## Written task
Return each of the rows below word for word, with nothing changed.

Annotated listings of elements

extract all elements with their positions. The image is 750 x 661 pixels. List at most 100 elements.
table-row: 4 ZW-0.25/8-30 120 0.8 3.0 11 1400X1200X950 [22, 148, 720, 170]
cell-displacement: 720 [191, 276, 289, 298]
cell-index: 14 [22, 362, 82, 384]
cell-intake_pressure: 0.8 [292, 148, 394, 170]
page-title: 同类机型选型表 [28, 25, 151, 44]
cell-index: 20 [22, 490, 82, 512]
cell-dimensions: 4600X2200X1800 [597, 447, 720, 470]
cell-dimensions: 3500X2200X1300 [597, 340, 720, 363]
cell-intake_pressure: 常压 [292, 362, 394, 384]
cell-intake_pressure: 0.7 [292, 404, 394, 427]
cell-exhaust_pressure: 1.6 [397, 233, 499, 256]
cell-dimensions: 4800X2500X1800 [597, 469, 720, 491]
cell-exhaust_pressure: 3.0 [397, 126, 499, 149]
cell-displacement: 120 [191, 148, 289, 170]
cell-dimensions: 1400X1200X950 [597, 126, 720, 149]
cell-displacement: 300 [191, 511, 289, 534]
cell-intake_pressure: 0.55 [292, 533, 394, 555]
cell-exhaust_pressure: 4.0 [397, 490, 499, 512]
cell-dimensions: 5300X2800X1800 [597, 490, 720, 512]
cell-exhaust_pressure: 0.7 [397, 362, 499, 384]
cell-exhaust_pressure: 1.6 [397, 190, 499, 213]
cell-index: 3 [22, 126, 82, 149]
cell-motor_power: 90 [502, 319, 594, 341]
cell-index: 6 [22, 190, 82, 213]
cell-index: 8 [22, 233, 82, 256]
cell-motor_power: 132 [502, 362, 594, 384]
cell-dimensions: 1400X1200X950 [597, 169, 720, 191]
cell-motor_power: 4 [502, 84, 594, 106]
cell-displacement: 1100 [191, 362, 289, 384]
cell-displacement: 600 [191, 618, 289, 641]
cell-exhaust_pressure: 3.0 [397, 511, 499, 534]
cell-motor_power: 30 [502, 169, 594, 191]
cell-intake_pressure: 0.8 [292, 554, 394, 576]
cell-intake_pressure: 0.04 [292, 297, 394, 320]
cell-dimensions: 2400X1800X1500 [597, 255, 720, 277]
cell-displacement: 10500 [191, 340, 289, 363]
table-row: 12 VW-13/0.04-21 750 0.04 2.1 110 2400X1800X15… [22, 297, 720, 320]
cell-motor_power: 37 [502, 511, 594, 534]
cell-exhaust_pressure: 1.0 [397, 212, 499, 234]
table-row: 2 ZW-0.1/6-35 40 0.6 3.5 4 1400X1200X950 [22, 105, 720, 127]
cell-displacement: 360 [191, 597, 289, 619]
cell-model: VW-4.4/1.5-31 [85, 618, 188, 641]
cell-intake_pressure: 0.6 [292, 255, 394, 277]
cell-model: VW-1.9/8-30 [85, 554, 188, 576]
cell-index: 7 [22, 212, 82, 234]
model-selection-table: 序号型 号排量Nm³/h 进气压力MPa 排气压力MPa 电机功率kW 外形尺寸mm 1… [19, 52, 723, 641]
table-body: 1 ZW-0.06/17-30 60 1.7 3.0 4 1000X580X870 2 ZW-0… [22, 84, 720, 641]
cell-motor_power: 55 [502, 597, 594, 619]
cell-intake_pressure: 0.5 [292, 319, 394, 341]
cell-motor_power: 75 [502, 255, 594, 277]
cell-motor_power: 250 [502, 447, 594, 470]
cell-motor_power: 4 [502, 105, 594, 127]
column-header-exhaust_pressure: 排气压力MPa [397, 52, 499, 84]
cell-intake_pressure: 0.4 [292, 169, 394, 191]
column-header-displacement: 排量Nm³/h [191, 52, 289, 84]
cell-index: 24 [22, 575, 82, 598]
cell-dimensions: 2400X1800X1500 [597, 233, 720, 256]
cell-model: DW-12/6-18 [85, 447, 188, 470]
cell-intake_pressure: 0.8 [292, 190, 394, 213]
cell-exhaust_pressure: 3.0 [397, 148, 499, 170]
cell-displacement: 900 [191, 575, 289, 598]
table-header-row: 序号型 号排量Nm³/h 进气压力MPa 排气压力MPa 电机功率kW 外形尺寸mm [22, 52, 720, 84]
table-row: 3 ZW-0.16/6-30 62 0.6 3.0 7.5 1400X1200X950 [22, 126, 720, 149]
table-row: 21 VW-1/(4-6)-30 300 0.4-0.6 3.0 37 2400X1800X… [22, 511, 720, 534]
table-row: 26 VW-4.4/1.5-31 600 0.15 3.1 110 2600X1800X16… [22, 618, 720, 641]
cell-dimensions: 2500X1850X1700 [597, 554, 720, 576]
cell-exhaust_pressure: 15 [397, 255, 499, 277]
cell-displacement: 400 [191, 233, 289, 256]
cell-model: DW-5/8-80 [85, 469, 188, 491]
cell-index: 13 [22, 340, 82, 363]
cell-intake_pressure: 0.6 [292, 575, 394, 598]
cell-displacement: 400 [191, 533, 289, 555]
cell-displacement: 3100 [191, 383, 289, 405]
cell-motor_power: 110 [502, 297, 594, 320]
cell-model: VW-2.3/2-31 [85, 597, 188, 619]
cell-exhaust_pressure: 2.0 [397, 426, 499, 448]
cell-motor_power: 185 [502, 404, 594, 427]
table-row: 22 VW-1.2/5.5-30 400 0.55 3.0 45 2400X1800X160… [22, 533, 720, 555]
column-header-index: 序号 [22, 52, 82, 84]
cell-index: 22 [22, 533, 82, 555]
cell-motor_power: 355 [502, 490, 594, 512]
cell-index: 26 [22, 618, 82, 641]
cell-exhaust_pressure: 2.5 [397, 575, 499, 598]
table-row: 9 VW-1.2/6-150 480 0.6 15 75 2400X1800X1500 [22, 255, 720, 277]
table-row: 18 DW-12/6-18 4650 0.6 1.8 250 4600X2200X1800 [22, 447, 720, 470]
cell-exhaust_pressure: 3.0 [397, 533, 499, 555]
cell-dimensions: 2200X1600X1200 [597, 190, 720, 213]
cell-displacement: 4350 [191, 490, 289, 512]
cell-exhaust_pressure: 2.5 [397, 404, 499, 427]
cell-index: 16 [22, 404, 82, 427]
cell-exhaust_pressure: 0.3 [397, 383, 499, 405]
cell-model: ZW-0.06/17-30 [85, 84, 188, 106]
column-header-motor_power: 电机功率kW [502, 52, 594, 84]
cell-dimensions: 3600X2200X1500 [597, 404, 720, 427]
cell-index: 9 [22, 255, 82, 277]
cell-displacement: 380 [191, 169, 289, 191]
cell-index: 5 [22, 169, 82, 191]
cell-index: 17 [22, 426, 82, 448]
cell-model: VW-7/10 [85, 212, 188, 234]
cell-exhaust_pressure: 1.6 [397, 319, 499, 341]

## Output below
extract all elements with their positions. The image is 750 x 661 pixels. List at most 100 elements.
table-row: 4 ZW-0.25/8-30 120 0.8 3.0 11 1400X1200X950 [22, 148, 720, 170]
cell-displacement: 720 [191, 276, 289, 298]
cell-index: 14 [22, 362, 82, 384]
cell-intake_pressure: 0.8 [292, 148, 394, 170]
page-title: 同类机型选型表 [28, 25, 151, 44]
cell-index: 20 [22, 490, 82, 512]
cell-dimensions: 4600X2200X1800 [597, 447, 720, 470]
cell-dimensions: 3500X2200X1300 [597, 340, 720, 363]
cell-intake_pressure: 常压 [292, 362, 394, 384]
cell-intake_pressure: 0.7 [292, 404, 394, 427]
cell-exhaust_pressure: 1.6 [397, 233, 499, 256]
cell-dimensions: 4800X2500X1800 [597, 469, 720, 491]
cell-exhaust_pressure: 3.0 [397, 126, 499, 149]
cell-displacement: 120 [191, 148, 289, 170]
cell-dimensions: 1400X1200X950 [597, 126, 720, 149]
cell-displacement: 300 [191, 511, 289, 534]
cell-intake_pressure: 0.55 [292, 533, 394, 555]
cell-exhaust_pressure: 4.0 [397, 490, 499, 512]
cell-dimensions: 5300X2800X1800 [597, 490, 720, 512]
cell-exhaust_pressure: 0.7 [397, 362, 499, 384]
cell-exhaust_pressure: 1.6 [397, 190, 499, 213]
cell-index: 3 [22, 126, 82, 149]
cell-motor_power: 90 [502, 319, 594, 341]
cell-index: 6 [22, 190, 82, 213]
cell-index: 8 [22, 233, 82, 256]
cell-motor_power: 132 [502, 362, 594, 384]
cell-dimensions: 1400X1200X950 [597, 169, 720, 191]
cell-motor_power: 4 [502, 84, 594, 106]
cell-displacement: 1100 [191, 362, 289, 384]
cell-displacement: 600 [191, 618, 289, 641]
cell-exhaust_pressure: 3.0 [397, 511, 499, 534]
cell-motor_power: 30 [502, 169, 594, 191]
cell-intake_pressure: 0.8 [292, 554, 394, 576]
cell-intake_pressure: 0.04 [292, 297, 394, 320]
cell-dimensions: 2400X1800X1500 [597, 255, 720, 277]
cell-displacement: 10500 [191, 340, 289, 363]
table-row: 12 VW-13/0.04-21 750 0.04 2.1 110 2400X1800X15… [22, 297, 720, 320]
cell-motor_power: 37 [502, 511, 594, 534]
cell-exhaust_pressure: 1.0 [397, 212, 499, 234]
table-row: 2 ZW-0.1/6-35 40 0.6 3.5 4 1400X1200X950 [22, 105, 720, 127]
cell-displacement: 360 [191, 597, 289, 619]
cell-model: VW-4.4/1.5-31 [85, 618, 188, 641]
cell-intake_pressure: 0.6 [292, 255, 394, 277]
cell-model: VW-1.9/8-30 [85, 554, 188, 576]
cell-index: 7 [22, 212, 82, 234]
model-selection-table: 序号型 号排量Nm³/h 进气压力MPa 排气压力MPa 电机功率kW 外形尺寸mm 1… [19, 52, 723, 641]
table-body: 1 ZW-0.06/17-30 60 1.7 3.0 4 1000X580X870 2 ZW-0… [22, 84, 720, 641]
cell-motor_power: 55 [502, 597, 594, 619]
cell-intake_pressure: 0.5 [292, 319, 394, 341]
cell-motor_power: 75 [502, 255, 594, 277]
cell-motor_power: 250 [502, 447, 594, 470]
cell-motor_power: 4 [502, 105, 594, 127]
column-header-exhaust_pressure: 排气压力MPa [397, 52, 499, 84]
cell-intake_pressure: 0.4 [292, 169, 394, 191]
column-header-displacement: 排量Nm³/h [191, 52, 289, 84]
cell-index: 24 [22, 575, 82, 598]
cell-dimensions: 2400X1800X1500 [597, 233, 720, 256]
cell-model: DW-12/6-18 [85, 447, 188, 470]
cell-intake_pressure: 0.8 [292, 190, 394, 213]
cell-exhaust_pressure: 3.0 [397, 148, 499, 170]
cell-displacement: 900 [191, 575, 289, 598]
table-header-row: 序号型 号排量Nm³/h 进气压力MPa 排气压力MPa 电机功率kW 外形尺寸mm [22, 52, 720, 84]
table-row: 3 ZW-0.16/6-30 62 0.6 3.0 7.5 1400X1200X950 [22, 126, 720, 149]
table-row: 21 VW-1/(4-6)-30 300 0.4-0.6 3.0 37 2400X1800X… [22, 511, 720, 534]
table-row: 26 VW-4.4/1.5-31 600 0.15 3.1 110 2600X1800X16… [22, 618, 720, 641]
cell-dimensions: 2500X1850X1700 [597, 554, 720, 576]
cell-exhaust_pressure: 15 [397, 255, 499, 277]
cell-displacement: 400 [191, 233, 289, 256]
cell-model: DW-5/8-80 [85, 469, 188, 491]
cell-index: 13 [22, 340, 82, 363]
cell-intake_pressure: 0.6 [292, 575, 394, 598]
cell-displacement: 400 [191, 533, 289, 555]
cell-displacement: 3100 [191, 383, 289, 405]
cell-motor_power: 110 [502, 297, 594, 320]
cell-model: VW-2.3/2-31 [85, 597, 188, 619]
cell-exhaust_pressure: 2.0 [397, 426, 499, 448]
cell-motor_power: 185 [502, 404, 594, 427]
table-row: 22 VW-1.2/5.5-30 400 0.55 3.0 45 2400X1800X160… [22, 533, 720, 555]
column-header-index: 序号 [22, 52, 82, 84]
cell-index: 22 [22, 533, 82, 555]
cell-motor_power: 355 [502, 490, 594, 512]
cell-index: 26 [22, 618, 82, 641]
cell-exhaust_pressure: 2.5 [397, 575, 499, 598]
table-row: 9 VW-1.2/6-150 480 0.6 15 75 2400X1800X1500 [22, 255, 720, 277]
table-row: 18 DW-12/6-18 4650 0.6 1.8 250 4600X2200X1800 [22, 447, 720, 470]
cell-exhaust_pressure: 3.0 [397, 533, 499, 555]
cell-dimensions: 2200X1600X1200 [597, 190, 720, 213]
cell-displacement: 4350 [191, 490, 289, 512]
cell-exhaust_pressure: 2.5 [397, 404, 499, 427]
cell-index: 16 [22, 404, 82, 427]
cell-exhaust_pressure: 0.3 [397, 383, 499, 405]
cell-model: ZW-0.06/17-30 [85, 84, 188, 106]
column-header-motor_power: 电机功率kW [502, 52, 594, 84]
cell-dimensions: 3600X2200X1500 [597, 404, 720, 427]
cell-index: 9 [22, 255, 82, 277]
cell-displacement: 380 [191, 169, 289, 191]
cell-index: 5 [22, 169, 82, 191]
cell-index: 17 [22, 426, 82, 448]
cell-model: VW-7/10 [85, 212, 188, 234]
cell-exhaust_pressure: 1.6 [397, 319, 499, 341]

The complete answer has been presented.